PROMPT: Write out the records beneath this line exactly as they appear, minus any images.

INPUT ROWS:

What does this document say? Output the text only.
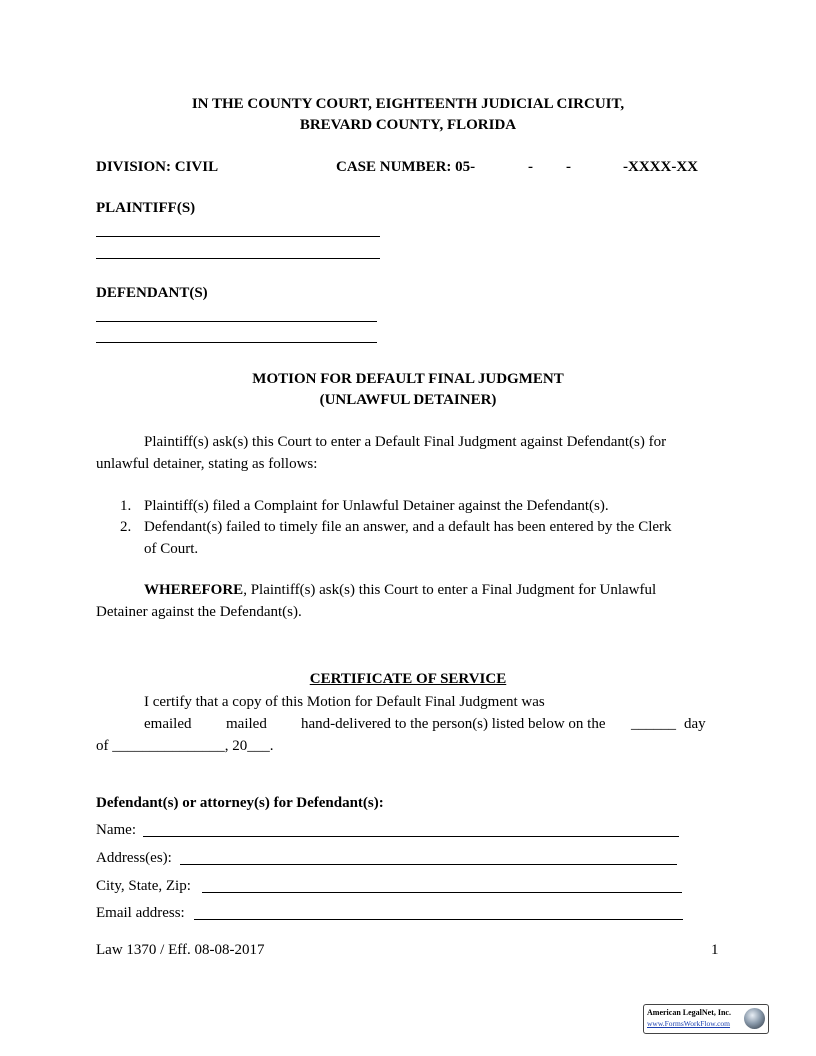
IN THE COUNTY COURT, EIGHTEENTH JUDICIAL CIRCUIT,
BREVARD COUNTY, FLORIDA
DIVISION: CIVIL	CASE NUMBER: 05-	- -	-XXXX-XX
PLAINTIFF(S)
DEFENDANT(S)
MOTION FOR DEFAULT FINAL JUDGMENT
(UNLAWFUL DETAINER)
Plaintiff(s) ask(s) this Court to enter a Default Final Judgment against Defendant(s) for
unlawful detainer, stating as follows:
1. Plaintiff(s) filed a Complaint for Unlawful Detainer against the Defendant(s).
2. Defendant(s) failed to timely file an answer, and a default has been entered by the Clerk
of Court.
WHEREFORE, Plaintiff(s) ask(s) this Court to enter a Final Judgment for Unlawful
Detainer against the Defendant(s).
CERTIFICATE OF SERVICE
I certify that a copy of this Motion for Default Final Judgment was
emailed mailed hand-delivered to the person(s) listed below on the ______ day
of _______________, 20___.
Defendant(s) or attorney(s) for Defendant(s):
Name:
Address(es):
City, State, Zip:
Email address:
Law 1370 / Eff. 08-08-2017	1
American LegalNet, Inc.
www.FormsWorkFlow.com
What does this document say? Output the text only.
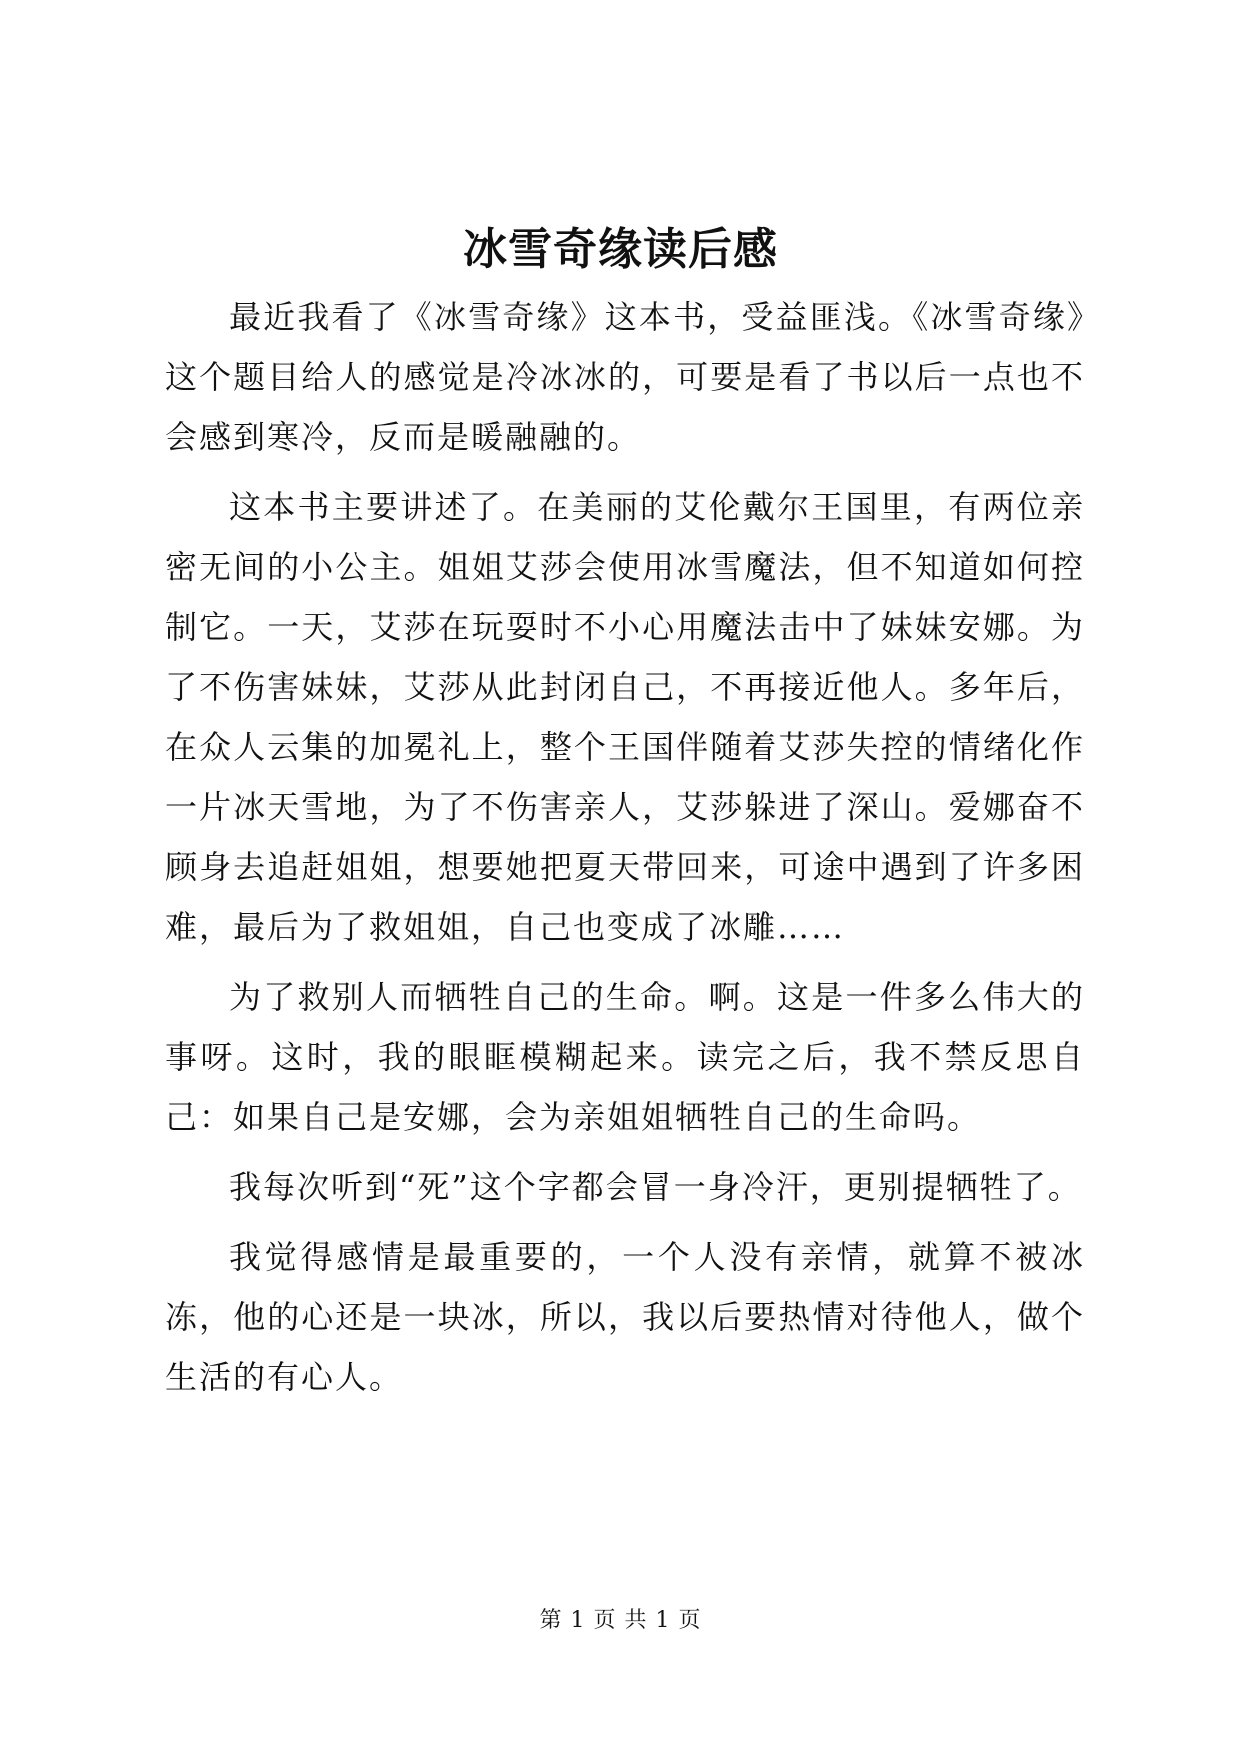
冰雪奇缘读后感

最近我看了《冰雪奇缘》这本书，受益匪浅。《冰雪奇缘》这个题目给人的感觉是冷冰冰的，可要是看了书以后一点也不会感到寒冷，反而是暖融融的。

这本书主要讲述了。在美丽的艾伦戴尔王国里，有两位亲密无间的小公主。姐姐艾莎会使用冰雪魔法，但不知道如何控制它。一天，艾莎在玩耍时不小心用魔法击中了妹妹安娜。为了不伤害妹妹，艾莎从此封闭自己，不再接近他人。多年后，在众人云集的加冕礼上，整个王国伴随着艾莎失控的情绪化作一片冰天雪地，为了不伤害亲人，艾莎躲进了深山。爱娜奋不顾身去追赶姐姐，想要她把夏天带回来，可途中遇到了许多困难，最后为了救姐姐，自己也变成了冰雕……

为了救别人而牺牲自己的生命。啊。这是一件多么伟大的事呀。这时，我的眼眶模糊起来。读完之后，我不禁反思自己：如果自己是安娜，会为亲姐姐牺牲自己的生命吗。

我每次听到“死”这个字都会冒一身冷汗，更别提牺牲了。

我觉得感情是最重要的，一个人没有亲情，就算不被冰冻，他的心还是一块冰，所以，我以后要热情对待他人，做个生活的有心人。

第 1 页 共 1 页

OUTPUT FOR THIS EXERCISE:
What does this document say? Output the text only.
IN THE COUNTY COURT, EIGHTEENTH JUDICIAL CIRCUIT,
BREVARD COUNTY, FLORIDA
DIVISION: CIVIL	CASE NUMBER: 05-	- -	-XXXX-XX
PLAINTIFF(S)
DEFENDANT(S)
MOTION FOR DEFAULT FINAL JUDGMENT
(UNLAWFUL DETAINER)
Plaintiff(s) ask(s) this Court to enter a Default Final Judgment against Defendant(s) for
unlawful detainer, stating as follows:
1. Plaintiff(s) filed a Complaint for Unlawful Detainer against the Defendant(s).
2. Defendant(s) failed to timely file an answer, and a default has been entered by the Clerk
of Court.
WHEREFORE, Plaintiff(s) ask(s) this Court to enter a Final Judgment for Unlawful
Detainer against the Defendant(s).
CERTIFICATE OF SERVICE
I certify that a copy of this Motion for Default Final Judgment was
emailed mailed hand-delivered to the person(s) listed below on the ______ day
of _______________, 20___.
Defendant(s) or attorney(s) for Defendant(s):
Name:
Address(es):
City, State, Zip:
Email address:
Law 1370 / Eff. 08-08-2017	1
American LegalNet, Inc.
www.FormsWorkFlow.com
What does this document say? Output the text only.
冰雪奇缘读后感

最近我看了《冰雪奇缘》这本书，受益匪浅。《冰雪奇缘》这个题目给人的感觉是冷冰冰的，可要是看了书以后一点也不会感到寒冷，反而是暖融融的。

这本书主要讲述了。在美丽的艾伦戴尔王国里，有两位亲密无间的小公主。姐姐艾莎会使用冰雪魔法，但不知道如何控制它。一天，艾莎在玩耍时不小心用魔法击中了妹妹安娜。为了不伤害妹妹，艾莎从此封闭自己，不再接近他人。多年后，在众人云集的加冕礼上，整个王国伴随着艾莎失控的情绪化作一片冰天雪地，为了不伤害亲人，艾莎躲进了深山。爱娜奋不顾身去追赶姐姐，想要她把夏天带回来，可途中遇到了许多困难，最后为了救姐姐，自己也变成了冰雕……

为了救别人而牺牲自己的生命。啊。这是一件多么伟大的事呀。这时，我的眼眶模糊起来。读完之后，我不禁反思自己：如果自己是安娜，会为亲姐姐牺牲自己的生命吗。

我每次听到“死”这个字都会冒一身冷汗，更别提牺牲了。

我觉得感情是最重要的，一个人没有亲情，就算不被冰冻，他的心还是一块冰，所以，我以后要热情对待他人，做个生活的有心人。

第 1 页 共 1 页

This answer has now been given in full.